## [REQUIRED TASK]
Write every line out verbatim and omit the pictures.

## [RECORDS SUPPLIED]
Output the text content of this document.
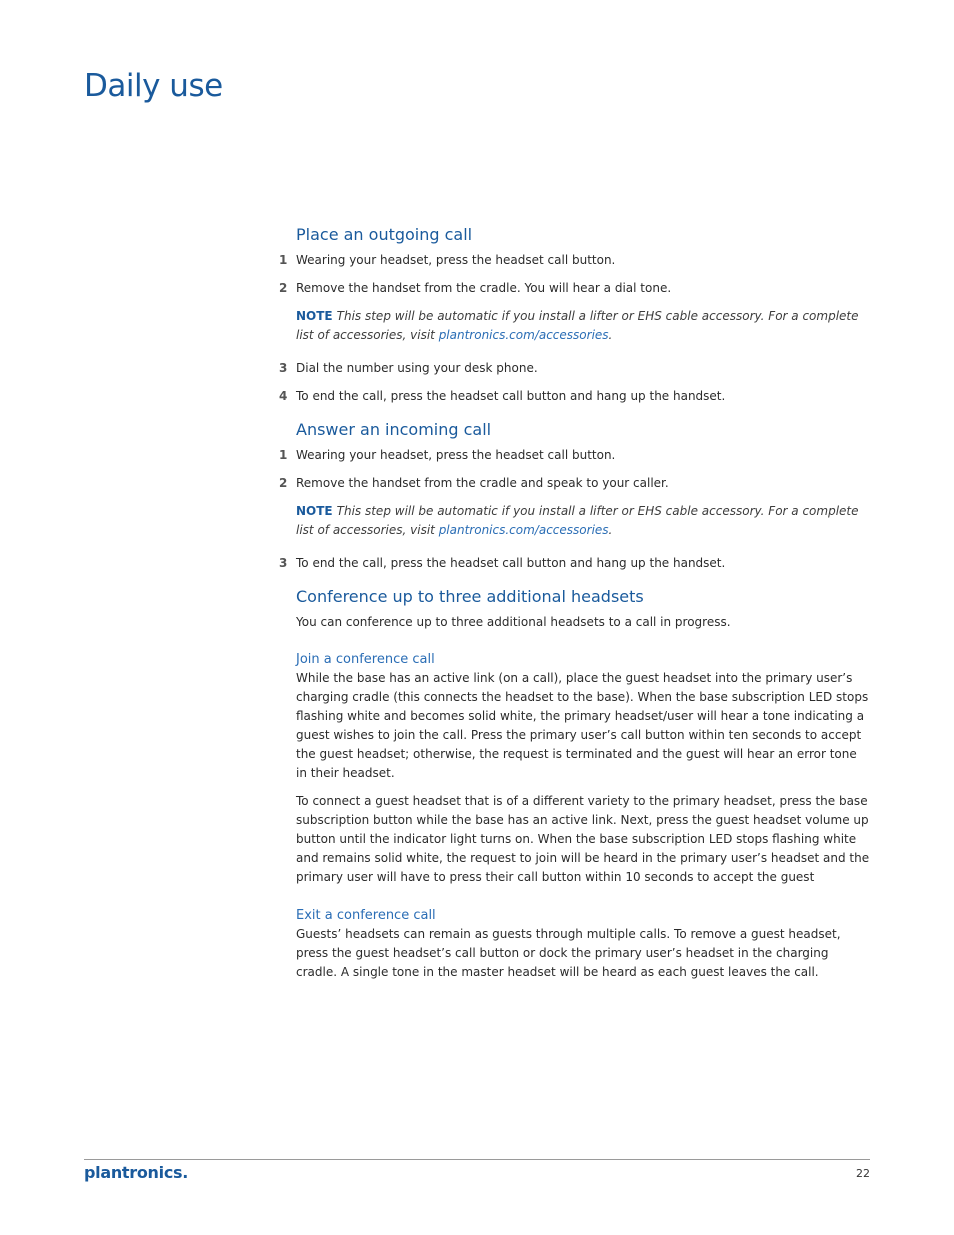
Daily use
Place an outgoing call
1 Wearing your headset, press the headset call button.
2 Remove the handset from the cradle. You will hear a dial tone.
NOTE This step will be automatic if you install a lifter or EHS cable accessory. For a complete list of accessories, visit plantronics.com/accessories.
3 Dial the number using your desk phone.
4 To end the call, press the headset call button and hang up the handset.
Answer an incoming call
1 Wearing your headset, press the headset call button.
2 Remove the handset from the cradle and speak to your caller.
NOTE This step will be automatic if you install a lifter or EHS cable accessory. For a complete list of accessories, visit plantronics.com/accessories.
3 To end the call, press the headset call button and hang up the handset.
Conference up to three additional headsets

You can conference up to three additional headsets to a call in progress.

Join a conference call

While the base has an active link (on a call), place the guest headset into the primary user’s charging cradle (this connects the headset to the base). When the base subscription LED stops flashing white and becomes solid white, the primary headset/user will hear a tone indicating a guest wishes to join the call. Press the primary user’s call button within ten seconds to accept the guest headset; otherwise, the request is terminated and the guest will hear an error tone in their headset.

To connect a guest headset that is of a different variety to the primary headset, press the base subscription button while the base has an active link. Next, press the guest headset volume up button until the indicator light turns on. When the base subscription LED stops flashing white and remains solid white, the request to join will be heard in the primary user’s headset and the primary user will have to press their call button within 10 seconds to accept the guest

Exit a conference call

Guests’ headsets can remain as guests through multiple calls. To remove a guest headset, press the guest headset’s call button or dock the primary user’s headset in the charging cradle. A single tone in the master headset will be heard as each guest leaves the call.

plantronics.	22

## [ANSWER TO THIS PROBLEM]
Output the text content of this document.
Daily use
Place an outgoing call
1 Wearing your headset, press the headset call button.
2 Remove the handset from the cradle. You will hear a dial tone.
NOTE This step will be automatic if you install a lifter or EHS cable accessory. For a complete list of accessories, visit plantronics.com/accessories.
3 Dial the number using your desk phone.
4 To end the call, press the headset call button and hang up the handset.
Answer an incoming call
1 Wearing your headset, press the headset call button.
2 Remove the handset from the cradle and speak to your caller.
NOTE This step will be automatic if you install a lifter or EHS cable accessory. For a complete list of accessories, visit plantronics.com/accessories.
3 To end the call, press the headset call button and hang up the handset.
Conference up to three additional headsets

You can conference up to three additional headsets to a call in progress.

Join a conference call

While the base has an active link (on a call), place the guest headset into the primary user’s charging cradle (this connects the headset to the base). When the base subscription LED stops flashing white and becomes solid white, the primary headset/user will hear a tone indicating a guest wishes to join the call. Press the primary user’s call button within ten seconds to accept the guest headset; otherwise, the request is terminated and the guest will hear an error tone in their headset.

To connect a guest headset that is of a different variety to the primary headset, press the base subscription button while the base has an active link. Next, press the guest headset volume up button until the indicator light turns on. When the base subscription LED stops flashing white and remains solid white, the request to join will be heard in the primary user’s headset and the primary user will have to press their call button within 10 seconds to accept the guest

Exit a conference call

Guests’ headsets can remain as guests through multiple calls. To remove a guest headset, press the guest headset’s call button or dock the primary user’s headset in the charging cradle. A single tone in the master headset will be heard as each guest leaves the call.

plantronics.	22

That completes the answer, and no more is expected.